Figure record listings:
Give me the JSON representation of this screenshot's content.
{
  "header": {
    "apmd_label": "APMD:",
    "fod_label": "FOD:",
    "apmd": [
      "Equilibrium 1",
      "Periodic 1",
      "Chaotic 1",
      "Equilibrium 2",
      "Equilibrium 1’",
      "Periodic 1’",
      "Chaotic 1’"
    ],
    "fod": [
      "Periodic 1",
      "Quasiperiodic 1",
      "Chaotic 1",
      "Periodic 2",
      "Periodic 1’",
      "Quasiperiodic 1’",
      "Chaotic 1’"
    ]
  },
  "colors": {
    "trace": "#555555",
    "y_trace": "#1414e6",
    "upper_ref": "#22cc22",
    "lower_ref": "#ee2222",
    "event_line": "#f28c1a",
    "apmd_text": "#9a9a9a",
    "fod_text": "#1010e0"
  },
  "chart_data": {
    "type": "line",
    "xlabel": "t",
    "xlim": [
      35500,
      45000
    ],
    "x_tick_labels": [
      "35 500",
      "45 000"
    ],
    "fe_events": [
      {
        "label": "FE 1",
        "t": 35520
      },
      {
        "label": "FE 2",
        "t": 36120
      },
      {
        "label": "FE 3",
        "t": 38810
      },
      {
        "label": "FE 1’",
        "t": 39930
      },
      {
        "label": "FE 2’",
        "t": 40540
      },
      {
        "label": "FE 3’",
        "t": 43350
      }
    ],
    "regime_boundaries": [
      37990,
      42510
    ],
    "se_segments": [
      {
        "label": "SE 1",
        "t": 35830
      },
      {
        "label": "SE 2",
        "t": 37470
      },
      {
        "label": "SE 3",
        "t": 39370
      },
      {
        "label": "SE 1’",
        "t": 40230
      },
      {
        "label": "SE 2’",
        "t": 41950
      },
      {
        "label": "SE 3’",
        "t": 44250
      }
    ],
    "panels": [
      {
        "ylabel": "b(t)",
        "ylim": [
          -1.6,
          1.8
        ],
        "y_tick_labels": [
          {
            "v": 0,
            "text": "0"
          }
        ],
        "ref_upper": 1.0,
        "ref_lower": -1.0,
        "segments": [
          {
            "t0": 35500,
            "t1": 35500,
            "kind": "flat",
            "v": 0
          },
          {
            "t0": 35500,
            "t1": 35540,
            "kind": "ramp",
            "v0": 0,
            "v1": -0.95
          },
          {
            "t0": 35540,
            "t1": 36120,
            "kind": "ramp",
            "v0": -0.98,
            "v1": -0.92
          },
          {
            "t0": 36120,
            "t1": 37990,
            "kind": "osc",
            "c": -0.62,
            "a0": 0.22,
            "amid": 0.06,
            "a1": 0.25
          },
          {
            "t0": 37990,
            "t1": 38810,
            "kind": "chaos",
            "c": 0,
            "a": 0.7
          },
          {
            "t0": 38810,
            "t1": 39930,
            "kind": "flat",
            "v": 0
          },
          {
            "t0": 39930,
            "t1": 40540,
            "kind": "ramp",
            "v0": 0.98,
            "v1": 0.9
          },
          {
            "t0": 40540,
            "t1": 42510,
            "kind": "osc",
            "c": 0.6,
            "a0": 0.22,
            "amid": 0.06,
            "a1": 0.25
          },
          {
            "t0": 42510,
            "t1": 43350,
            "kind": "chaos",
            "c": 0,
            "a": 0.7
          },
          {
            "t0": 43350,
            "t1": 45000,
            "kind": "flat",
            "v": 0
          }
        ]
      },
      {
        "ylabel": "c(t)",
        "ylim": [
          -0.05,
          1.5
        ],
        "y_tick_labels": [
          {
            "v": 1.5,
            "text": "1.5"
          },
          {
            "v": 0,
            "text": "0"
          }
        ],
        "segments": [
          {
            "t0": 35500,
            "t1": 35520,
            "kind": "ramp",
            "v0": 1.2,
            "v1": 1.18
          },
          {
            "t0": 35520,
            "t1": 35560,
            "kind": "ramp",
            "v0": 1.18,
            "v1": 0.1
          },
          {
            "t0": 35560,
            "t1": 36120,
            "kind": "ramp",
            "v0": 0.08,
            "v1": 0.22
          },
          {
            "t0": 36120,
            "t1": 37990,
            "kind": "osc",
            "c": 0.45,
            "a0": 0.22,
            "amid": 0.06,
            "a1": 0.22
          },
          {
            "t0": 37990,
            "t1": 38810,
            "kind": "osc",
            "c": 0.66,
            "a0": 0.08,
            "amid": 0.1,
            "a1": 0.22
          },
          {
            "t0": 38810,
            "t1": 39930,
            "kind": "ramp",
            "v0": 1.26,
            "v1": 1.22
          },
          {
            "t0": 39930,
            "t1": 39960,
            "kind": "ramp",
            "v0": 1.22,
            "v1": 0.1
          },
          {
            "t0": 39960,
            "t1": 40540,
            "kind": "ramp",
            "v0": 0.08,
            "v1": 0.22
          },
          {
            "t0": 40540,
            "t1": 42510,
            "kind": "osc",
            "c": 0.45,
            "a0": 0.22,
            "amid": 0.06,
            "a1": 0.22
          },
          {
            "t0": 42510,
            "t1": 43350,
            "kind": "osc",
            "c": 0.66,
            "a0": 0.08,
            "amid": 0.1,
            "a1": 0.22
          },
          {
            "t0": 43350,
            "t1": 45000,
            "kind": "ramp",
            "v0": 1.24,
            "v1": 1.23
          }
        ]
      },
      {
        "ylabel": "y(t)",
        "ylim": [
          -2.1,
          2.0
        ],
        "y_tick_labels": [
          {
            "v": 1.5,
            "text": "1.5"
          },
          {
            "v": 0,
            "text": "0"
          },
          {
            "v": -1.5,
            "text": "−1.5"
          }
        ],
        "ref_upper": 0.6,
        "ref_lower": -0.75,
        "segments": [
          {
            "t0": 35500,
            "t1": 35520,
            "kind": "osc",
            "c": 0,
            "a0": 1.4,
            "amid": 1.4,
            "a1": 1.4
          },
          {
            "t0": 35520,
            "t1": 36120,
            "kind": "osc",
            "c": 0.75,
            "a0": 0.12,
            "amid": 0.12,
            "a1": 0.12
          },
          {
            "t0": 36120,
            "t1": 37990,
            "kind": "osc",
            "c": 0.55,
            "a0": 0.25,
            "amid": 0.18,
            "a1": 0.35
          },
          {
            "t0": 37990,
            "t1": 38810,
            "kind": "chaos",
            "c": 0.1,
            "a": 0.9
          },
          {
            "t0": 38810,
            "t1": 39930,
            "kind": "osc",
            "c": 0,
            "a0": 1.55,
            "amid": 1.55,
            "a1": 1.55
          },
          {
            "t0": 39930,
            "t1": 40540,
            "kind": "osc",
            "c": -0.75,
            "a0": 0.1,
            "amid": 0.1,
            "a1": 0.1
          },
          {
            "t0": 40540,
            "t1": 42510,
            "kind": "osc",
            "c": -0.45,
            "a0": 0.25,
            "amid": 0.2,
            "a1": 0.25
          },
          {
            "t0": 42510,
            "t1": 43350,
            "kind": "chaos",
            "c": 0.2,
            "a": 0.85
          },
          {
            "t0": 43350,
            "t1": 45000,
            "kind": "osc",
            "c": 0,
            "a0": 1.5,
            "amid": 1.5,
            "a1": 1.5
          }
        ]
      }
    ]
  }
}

### Description of the task
Reproduce the complete set of lines precisely as supplied.

### Task result
Give me the JSON representation of this screenshot's content.
{
  "header": {
    "apmd_label": "APMD:",
    "fod_label": "FOD:",
    "apmd": [
      "Equilibrium 1",
      "Periodic 1",
      "Chaotic 1",
      "Equilibrium 2",
      "Equilibrium 1’",
      "Periodic 1’",
      "Chaotic 1’"
    ],
    "fod": [
      "Periodic 1",
      "Quasiperiodic 1",
      "Chaotic 1",
      "Periodic 2",
      "Periodic 1’",
      "Quasiperiodic 1’",
      "Chaotic 1’"
    ]
  },
  "colors": {
    "trace": "#555555",
    "y_trace": "#1414e6",
    "upper_ref": "#22cc22",
    "lower_ref": "#ee2222",
    "event_line": "#f28c1a",
    "apmd_text": "#9a9a9a",
    "fod_text": "#1010e0"
  },
  "chart_data": {
    "type": "line",
    "xlabel": "t",
    "xlim": [
      35500,
      45000
    ],
    "x_tick_labels": [
      "35 500",
      "45 000"
    ],
    "fe_events": [
      {
        "label": "FE 1",
        "t": 35520
      },
      {
        "label": "FE 2",
        "t": 36120
      },
      {
        "label": "FE 3",
        "t": 38810
      },
      {
        "label": "FE 1’",
        "t": 39930
      },
      {
        "label": "FE 2’",
        "t": 40540
      },
      {
        "label": "FE 3’",
        "t": 43350
      }
    ],
    "regime_boundaries": [
      37990,
      42510
    ],
    "se_segments": [
      {
        "label": "SE 1",
        "t": 35830
      },
      {
        "label": "SE 2",
        "t": 37470
      },
      {
        "label": "SE 3",
        "t": 39370
      },
      {
        "label": "SE 1’",
        "t": 40230
      },
      {
        "label": "SE 2’",
        "t": 41950
      },
      {
        "label": "SE 3’",
        "t": 44250
      }
    ],
    "panels": [
      {
        "ylabel": "b(t)",
        "ylim": [
          -1.6,
          1.8
        ],
        "y_tick_labels": [
          {
            "v": 0,
            "text": "0"
          }
        ],
        "ref_upper": 1.0,
        "ref_lower": -1.0,
        "segments": [
          {
            "t0": 35500,
            "t1": 35500,
            "kind": "flat",
            "v": 0
          },
          {
            "t0": 35500,
            "t1": 35540,
            "kind": "ramp",
            "v0": 0,
            "v1": -0.95
          },
          {
            "t0": 35540,
            "t1": 36120,
            "kind": "ramp",
            "v0": -0.98,
            "v1": -0.92
          },
          {
            "t0": 36120,
            "t1": 37990,
            "kind": "osc",
            "c": -0.62,
            "a0": 0.22,
            "amid": 0.06,
            "a1": 0.25
          },
          {
            "t0": 37990,
            "t1": 38810,
            "kind": "chaos",
            "c": 0,
            "a": 0.7
          },
          {
            "t0": 38810,
            "t1": 39930,
            "kind": "flat",
            "v": 0
          },
          {
            "t0": 39930,
            "t1": 40540,
            "kind": "ramp",
            "v0": 0.98,
            "v1": 0.9
          },
          {
            "t0": 40540,
            "t1": 42510,
            "kind": "osc",
            "c": 0.6,
            "a0": 0.22,
            "amid": 0.06,
            "a1": 0.25
          },
          {
            "t0": 42510,
            "t1": 43350,
            "kind": "chaos",
            "c": 0,
            "a": 0.7
          },
          {
            "t0": 43350,
            "t1": 45000,
            "kind": "flat",
            "v": 0
          }
        ]
      },
      {
        "ylabel": "c(t)",
        "ylim": [
          -0.05,
          1.5
        ],
        "y_tick_labels": [
          {
            "v": 1.5,
            "text": "1.5"
          },
          {
            "v": 0,
            "text": "0"
          }
        ],
        "segments": [
          {
            "t0": 35500,
            "t1": 35520,
            "kind": "ramp",
            "v0": 1.2,
            "v1": 1.18
          },
          {
            "t0": 35520,
            "t1": 35560,
            "kind": "ramp",
            "v0": 1.18,
            "v1": 0.1
          },
          {
            "t0": 35560,
            "t1": 36120,
            "kind": "ramp",
            "v0": 0.08,
            "v1": 0.22
          },
          {
            "t0": 36120,
            "t1": 37990,
            "kind": "osc",
            "c": 0.45,
            "a0": 0.22,
            "amid": 0.06,
            "a1": 0.22
          },
          {
            "t0": 37990,
            "t1": 38810,
            "kind": "osc",
            "c": 0.66,
            "a0": 0.08,
            "amid": 0.1,
            "a1": 0.22
          },
          {
            "t0": 38810,
            "t1": 39930,
            "kind": "ramp",
            "v0": 1.26,
            "v1": 1.22
          },
          {
            "t0": 39930,
            "t1": 39960,
            "kind": "ramp",
            "v0": 1.22,
            "v1": 0.1
          },
          {
            "t0": 39960,
            "t1": 40540,
            "kind": "ramp",
            "v0": 0.08,
            "v1": 0.22
          },
          {
            "t0": 40540,
            "t1": 42510,
            "kind": "osc",
            "c": 0.45,
            "a0": 0.22,
            "amid": 0.06,
            "a1": 0.22
          },
          {
            "t0": 42510,
            "t1": 43350,
            "kind": "osc",
            "c": 0.66,
            "a0": 0.08,
            "amid": 0.1,
            "a1": 0.22
          },
          {
            "t0": 43350,
            "t1": 45000,
            "kind": "ramp",
            "v0": 1.24,
            "v1": 1.23
          }
        ]
      },
      {
        "ylabel": "y(t)",
        "ylim": [
          -2.1,
          2.0
        ],
        "y_tick_labels": [
          {
            "v": 1.5,
            "text": "1.5"
          },
          {
            "v": 0,
            "text": "0"
          },
          {
            "v": -1.5,
            "text": "−1.5"
          }
        ],
        "ref_upper": 0.6,
        "ref_lower": -0.75,
        "segments": [
          {
            "t0": 35500,
            "t1": 35520,
            "kind": "osc",
            "c": 0,
            "a0": 1.4,
            "amid": 1.4,
            "a1": 1.4
          },
          {
            "t0": 35520,
            "t1": 36120,
            "kind": "osc",
            "c": 0.75,
            "a0": 0.12,
            "amid": 0.12,
            "a1": 0.12
          },
          {
            "t0": 36120,
            "t1": 37990,
            "kind": "osc",
            "c": 0.55,
            "a0": 0.25,
            "amid": 0.18,
            "a1": 0.35
          },
          {
            "t0": 37990,
            "t1": 38810,
            "kind": "chaos",
            "c": 0.1,
            "a": 0.9
          },
          {
            "t0": 38810,
            "t1": 39930,
            "kind": "osc",
            "c": 0,
            "a0": 1.55,
            "amid": 1.55,
            "a1": 1.55
          },
          {
            "t0": 39930,
            "t1": 40540,
            "kind": "osc",
            "c": -0.75,
            "a0": 0.1,
            "amid": 0.1,
            "a1": 0.1
          },
          {
            "t0": 40540,
            "t1": 42510,
            "kind": "osc",
            "c": -0.45,
            "a0": 0.25,
            "amid": 0.2,
            "a1": 0.25
          },
          {
            "t0": 42510,
            "t1": 43350,
            "kind": "chaos",
            "c": 0.2,
            "a": 0.85
          },
          {
            "t0": 43350,
            "t1": 45000,
            "kind": "osc",
            "c": 0,
            "a0": 1.5,
            "amid": 1.5,
            "a1": 1.5
          }
        ]
      }
    ]
  }
}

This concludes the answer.